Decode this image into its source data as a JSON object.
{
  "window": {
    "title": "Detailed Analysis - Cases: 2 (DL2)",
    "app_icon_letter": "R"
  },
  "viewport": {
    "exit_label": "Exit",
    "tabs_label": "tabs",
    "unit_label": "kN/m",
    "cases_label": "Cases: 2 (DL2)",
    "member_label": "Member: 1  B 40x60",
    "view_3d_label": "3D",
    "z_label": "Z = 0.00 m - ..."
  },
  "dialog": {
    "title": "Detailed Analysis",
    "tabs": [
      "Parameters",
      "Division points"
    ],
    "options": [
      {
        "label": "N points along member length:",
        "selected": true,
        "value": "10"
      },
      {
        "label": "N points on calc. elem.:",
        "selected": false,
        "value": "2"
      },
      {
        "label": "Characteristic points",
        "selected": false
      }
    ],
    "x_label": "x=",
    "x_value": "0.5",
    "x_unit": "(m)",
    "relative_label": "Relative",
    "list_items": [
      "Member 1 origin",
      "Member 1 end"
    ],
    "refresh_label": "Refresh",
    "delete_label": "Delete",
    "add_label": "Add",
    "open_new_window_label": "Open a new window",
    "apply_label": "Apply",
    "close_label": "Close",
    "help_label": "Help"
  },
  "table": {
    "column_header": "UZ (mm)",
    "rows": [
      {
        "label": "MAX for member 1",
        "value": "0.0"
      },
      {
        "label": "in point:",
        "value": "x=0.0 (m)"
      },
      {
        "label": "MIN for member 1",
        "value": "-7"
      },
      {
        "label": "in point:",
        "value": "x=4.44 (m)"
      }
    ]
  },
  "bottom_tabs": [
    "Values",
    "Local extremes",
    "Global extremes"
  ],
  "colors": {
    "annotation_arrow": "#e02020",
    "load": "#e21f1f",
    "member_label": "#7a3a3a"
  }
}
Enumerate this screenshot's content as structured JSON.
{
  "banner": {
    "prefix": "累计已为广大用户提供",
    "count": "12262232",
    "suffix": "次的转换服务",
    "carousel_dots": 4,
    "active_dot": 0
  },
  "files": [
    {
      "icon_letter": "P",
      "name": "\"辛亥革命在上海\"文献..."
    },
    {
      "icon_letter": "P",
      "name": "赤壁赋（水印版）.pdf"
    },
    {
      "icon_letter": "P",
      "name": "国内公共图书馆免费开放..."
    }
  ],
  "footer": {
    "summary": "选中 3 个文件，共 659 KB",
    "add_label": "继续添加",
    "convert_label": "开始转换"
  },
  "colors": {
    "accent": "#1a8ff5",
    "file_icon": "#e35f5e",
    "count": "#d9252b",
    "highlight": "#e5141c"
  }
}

───

> AIM: Each line holding "name" must be found and copied.

> ANSWER BELOW:
      "name": "\"辛亥革命在上海\"文献..."
      "name": "赤壁赋（水印版）.pdf"
      "name": "国内公共图书馆免费开放..."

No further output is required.